▸ TASK DIRECTIONS
Your answer should be one number: how many lines of the data include the string "Würzburg"?
[start MATERIALS PROVIDED]
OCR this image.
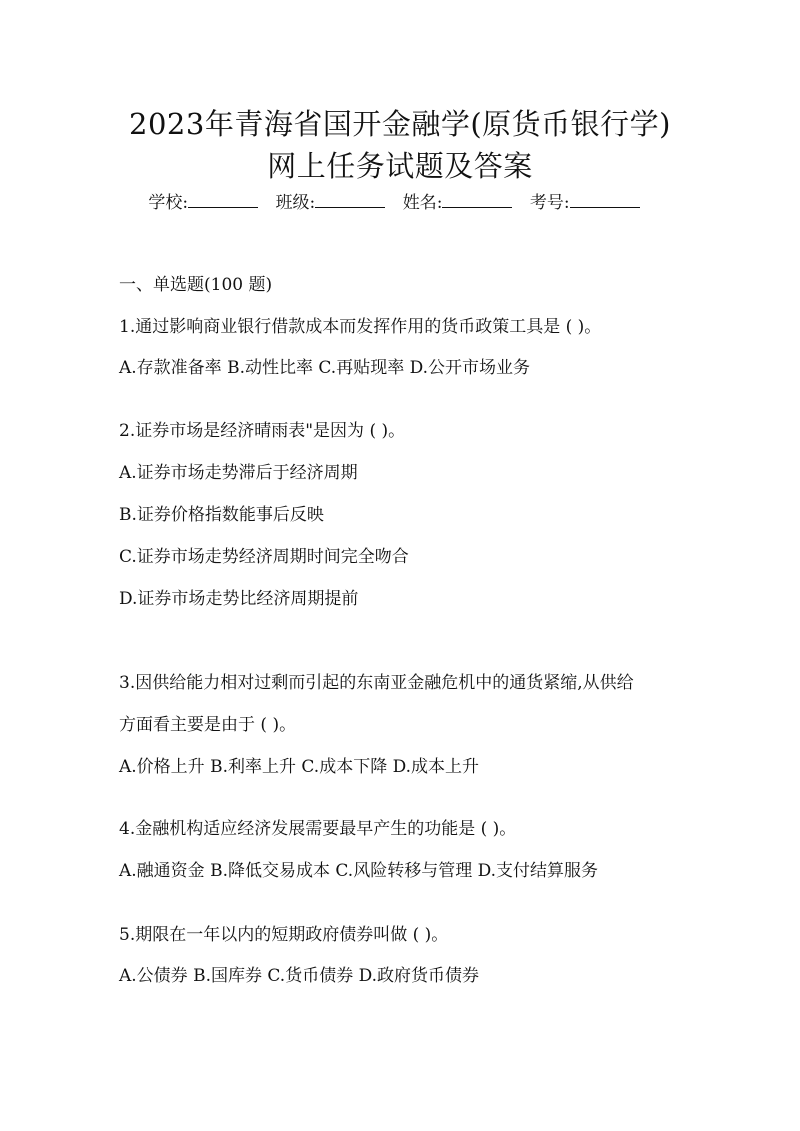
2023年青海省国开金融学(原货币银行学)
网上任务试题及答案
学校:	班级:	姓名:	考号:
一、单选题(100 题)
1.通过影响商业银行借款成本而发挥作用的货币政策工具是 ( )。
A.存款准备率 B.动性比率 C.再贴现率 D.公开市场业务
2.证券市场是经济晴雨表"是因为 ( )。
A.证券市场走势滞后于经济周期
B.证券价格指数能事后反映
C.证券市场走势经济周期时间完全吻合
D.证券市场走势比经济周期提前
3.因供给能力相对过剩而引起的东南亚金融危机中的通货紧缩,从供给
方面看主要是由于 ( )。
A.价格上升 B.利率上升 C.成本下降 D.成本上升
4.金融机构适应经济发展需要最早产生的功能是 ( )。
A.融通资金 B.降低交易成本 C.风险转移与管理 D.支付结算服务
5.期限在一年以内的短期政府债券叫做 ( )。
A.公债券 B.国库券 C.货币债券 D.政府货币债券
[end MATERIALS PROVIDED]
[start MATERIALS PROVIDED]
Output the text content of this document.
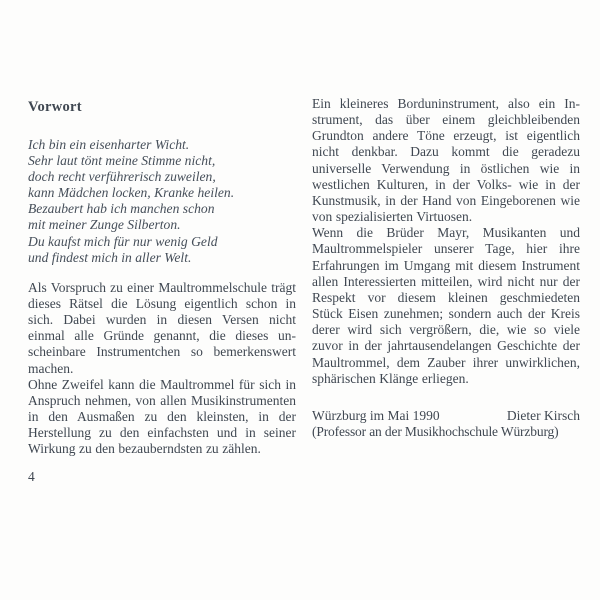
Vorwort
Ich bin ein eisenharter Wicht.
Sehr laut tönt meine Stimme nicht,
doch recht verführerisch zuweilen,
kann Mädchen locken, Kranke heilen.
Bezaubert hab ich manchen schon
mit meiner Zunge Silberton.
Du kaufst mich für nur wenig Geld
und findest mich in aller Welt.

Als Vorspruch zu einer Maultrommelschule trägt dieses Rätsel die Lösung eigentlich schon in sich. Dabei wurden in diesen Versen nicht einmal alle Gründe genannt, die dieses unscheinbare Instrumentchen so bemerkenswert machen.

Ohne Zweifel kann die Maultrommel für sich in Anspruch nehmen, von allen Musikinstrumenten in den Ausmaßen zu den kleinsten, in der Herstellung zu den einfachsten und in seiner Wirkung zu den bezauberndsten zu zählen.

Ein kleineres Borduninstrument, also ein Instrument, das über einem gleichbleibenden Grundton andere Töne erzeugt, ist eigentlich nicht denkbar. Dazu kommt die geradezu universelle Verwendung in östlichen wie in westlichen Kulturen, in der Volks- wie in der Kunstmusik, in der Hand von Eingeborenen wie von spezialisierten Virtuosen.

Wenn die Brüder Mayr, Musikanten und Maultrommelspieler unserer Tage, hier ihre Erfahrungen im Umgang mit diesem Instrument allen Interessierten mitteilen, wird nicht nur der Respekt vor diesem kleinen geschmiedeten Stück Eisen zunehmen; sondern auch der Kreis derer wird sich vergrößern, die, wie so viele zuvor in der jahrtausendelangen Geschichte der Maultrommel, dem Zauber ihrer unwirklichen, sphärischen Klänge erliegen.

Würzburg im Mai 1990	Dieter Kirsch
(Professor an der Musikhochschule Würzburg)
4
[end MATERIALS PROVIDED]
▸ SOLUTION TO THIS PROBLEM
2